**EXERCISE BRIEF**
Which lines of the entries below contain the string "foods"? Copy each one.

**MATERIAL PROVIDED**
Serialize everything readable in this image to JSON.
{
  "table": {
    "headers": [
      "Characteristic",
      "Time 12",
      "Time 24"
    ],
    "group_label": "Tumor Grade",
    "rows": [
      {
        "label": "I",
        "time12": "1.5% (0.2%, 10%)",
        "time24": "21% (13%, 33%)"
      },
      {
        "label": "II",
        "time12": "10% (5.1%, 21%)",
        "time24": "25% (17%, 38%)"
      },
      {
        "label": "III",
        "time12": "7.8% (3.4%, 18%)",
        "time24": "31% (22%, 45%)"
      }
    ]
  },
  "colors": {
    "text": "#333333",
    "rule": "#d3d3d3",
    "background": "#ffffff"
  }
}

--

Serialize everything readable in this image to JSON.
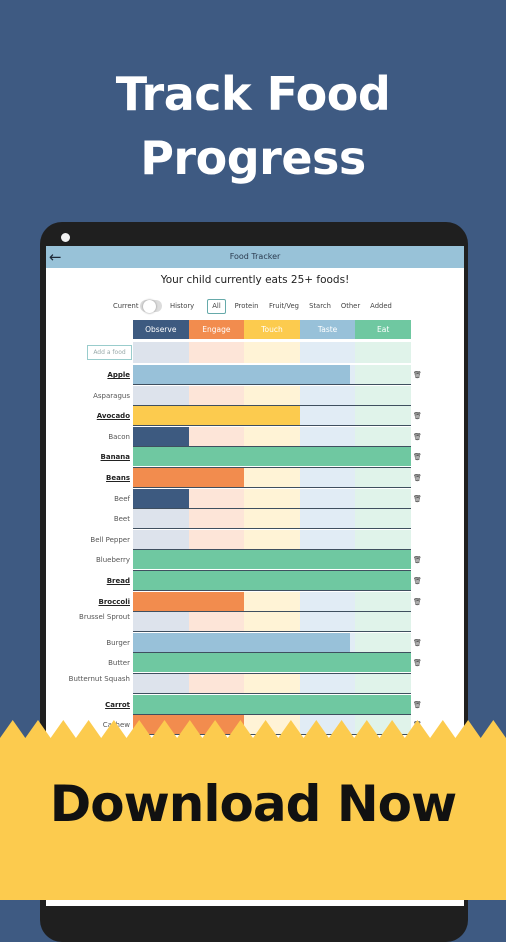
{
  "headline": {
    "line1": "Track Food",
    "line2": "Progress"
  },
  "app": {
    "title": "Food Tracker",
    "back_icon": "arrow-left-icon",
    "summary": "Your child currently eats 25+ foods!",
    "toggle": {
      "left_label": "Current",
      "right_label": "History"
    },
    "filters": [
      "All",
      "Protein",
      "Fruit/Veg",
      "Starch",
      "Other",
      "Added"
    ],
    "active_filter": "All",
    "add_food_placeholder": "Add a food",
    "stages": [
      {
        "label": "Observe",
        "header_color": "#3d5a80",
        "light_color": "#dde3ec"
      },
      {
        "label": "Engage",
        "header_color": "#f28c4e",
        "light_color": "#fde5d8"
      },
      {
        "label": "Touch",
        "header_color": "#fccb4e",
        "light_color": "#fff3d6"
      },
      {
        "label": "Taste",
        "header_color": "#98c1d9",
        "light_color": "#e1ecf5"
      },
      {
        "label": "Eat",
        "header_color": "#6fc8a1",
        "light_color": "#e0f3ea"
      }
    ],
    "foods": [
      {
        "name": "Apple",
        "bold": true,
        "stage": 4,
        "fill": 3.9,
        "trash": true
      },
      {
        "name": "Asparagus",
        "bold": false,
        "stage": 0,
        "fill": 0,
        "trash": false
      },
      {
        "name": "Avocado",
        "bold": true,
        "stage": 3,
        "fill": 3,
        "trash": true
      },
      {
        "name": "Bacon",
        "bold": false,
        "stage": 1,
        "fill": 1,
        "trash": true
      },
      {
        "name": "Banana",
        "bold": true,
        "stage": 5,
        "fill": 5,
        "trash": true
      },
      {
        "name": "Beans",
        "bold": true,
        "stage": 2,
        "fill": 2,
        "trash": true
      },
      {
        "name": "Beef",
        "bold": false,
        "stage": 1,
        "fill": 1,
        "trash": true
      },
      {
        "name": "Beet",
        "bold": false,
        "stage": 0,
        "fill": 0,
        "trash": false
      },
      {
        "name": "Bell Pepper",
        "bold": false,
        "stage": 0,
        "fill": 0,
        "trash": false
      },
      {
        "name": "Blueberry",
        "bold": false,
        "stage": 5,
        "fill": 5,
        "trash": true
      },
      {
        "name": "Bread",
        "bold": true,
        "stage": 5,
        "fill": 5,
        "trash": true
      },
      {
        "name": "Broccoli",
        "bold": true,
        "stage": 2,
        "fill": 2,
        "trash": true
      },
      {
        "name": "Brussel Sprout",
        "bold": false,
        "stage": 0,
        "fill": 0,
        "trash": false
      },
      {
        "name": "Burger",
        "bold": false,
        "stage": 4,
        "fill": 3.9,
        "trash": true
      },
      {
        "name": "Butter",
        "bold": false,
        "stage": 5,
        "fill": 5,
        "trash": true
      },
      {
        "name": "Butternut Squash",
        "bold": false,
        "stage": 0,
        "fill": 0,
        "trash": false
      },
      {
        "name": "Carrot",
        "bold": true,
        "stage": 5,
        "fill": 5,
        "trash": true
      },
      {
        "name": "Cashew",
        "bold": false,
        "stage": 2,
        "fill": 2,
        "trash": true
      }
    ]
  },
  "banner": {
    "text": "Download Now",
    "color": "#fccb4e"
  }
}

**ANSWER SECTION**
    "summary": "Your child currently eats 25+ foods!",
    "foods": [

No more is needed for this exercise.